» **MATERIAL FOR THIS TASK**
'''
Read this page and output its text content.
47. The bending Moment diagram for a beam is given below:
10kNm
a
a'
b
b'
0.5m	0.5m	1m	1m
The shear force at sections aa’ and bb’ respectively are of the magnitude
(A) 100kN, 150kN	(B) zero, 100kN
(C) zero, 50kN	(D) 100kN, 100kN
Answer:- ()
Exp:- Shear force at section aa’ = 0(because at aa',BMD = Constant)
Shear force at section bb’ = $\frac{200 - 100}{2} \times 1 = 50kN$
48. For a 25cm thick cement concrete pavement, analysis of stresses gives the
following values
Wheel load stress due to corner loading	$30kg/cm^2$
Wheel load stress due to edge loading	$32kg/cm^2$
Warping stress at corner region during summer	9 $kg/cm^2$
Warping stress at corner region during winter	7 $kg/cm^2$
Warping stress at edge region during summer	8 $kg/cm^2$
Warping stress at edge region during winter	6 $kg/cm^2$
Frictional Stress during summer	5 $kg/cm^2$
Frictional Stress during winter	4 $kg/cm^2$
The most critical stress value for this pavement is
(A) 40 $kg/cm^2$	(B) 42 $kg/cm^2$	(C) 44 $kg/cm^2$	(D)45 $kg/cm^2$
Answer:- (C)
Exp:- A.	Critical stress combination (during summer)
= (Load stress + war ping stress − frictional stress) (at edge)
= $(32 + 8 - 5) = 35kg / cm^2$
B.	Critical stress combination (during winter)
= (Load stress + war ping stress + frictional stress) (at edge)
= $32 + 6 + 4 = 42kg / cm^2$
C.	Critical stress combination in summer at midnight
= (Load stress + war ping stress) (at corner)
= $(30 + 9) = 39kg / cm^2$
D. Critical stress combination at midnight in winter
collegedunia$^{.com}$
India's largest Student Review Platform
'''
» **GOAL**
Give every line of the material again, exactly as it reads.

» **ANSWER TO THIS PROBLEM**
Read this page and output its text content.
47. The bending Moment diagram for a beam is given below:
10kNm
a
a'
b
b'
0.5m	0.5m	1m	1m
The shear force at sections aa’ and bb’ respectively are of the magnitude
(A) 100kN, 150kN	(B) zero, 100kN
(C) zero, 50kN	(D) 100kN, 100kN
Answer:- ()
Exp:- Shear force at section aa’ = 0(because at aa',BMD = Constant)
Shear force at section bb’ = $\frac{200 - 100}{2} \times 1 = 50kN$
48. For a 25cm thick cement concrete pavement, analysis of stresses gives the
following values
Wheel load stress due to corner loading	$30kg/cm^2$
Wheel load stress due to edge loading	$32kg/cm^2$
Warping stress at corner region during summer	9 $kg/cm^2$
Warping stress at corner region during winter	7 $kg/cm^2$
Warping stress at edge region during summer	8 $kg/cm^2$
Warping stress at edge region during winter	6 $kg/cm^2$
Frictional Stress during summer	5 $kg/cm^2$
Frictional Stress during winter	4 $kg/cm^2$
The most critical stress value for this pavement is
(A) 40 $kg/cm^2$	(B) 42 $kg/cm^2$	(C) 44 $kg/cm^2$	(D)45 $kg/cm^2$
Answer:- (C)
Exp:- A.	Critical stress combination (during summer)
= (Load stress + war ping stress − frictional stress) (at edge)
= $(32 + 8 - 5) = 35kg / cm^2$
B.	Critical stress combination (during winter)
= (Load stress + war ping stress + frictional stress) (at edge)
= $32 + 6 + 4 = 42kg / cm^2$
C.	Critical stress combination in summer at midnight
= (Load stress + war ping stress) (at corner)
= $(30 + 9) = 39kg / cm^2$
D. Critical stress combination at midnight in winter
collegedunia$^{.com}$
India's largest Student Review Platform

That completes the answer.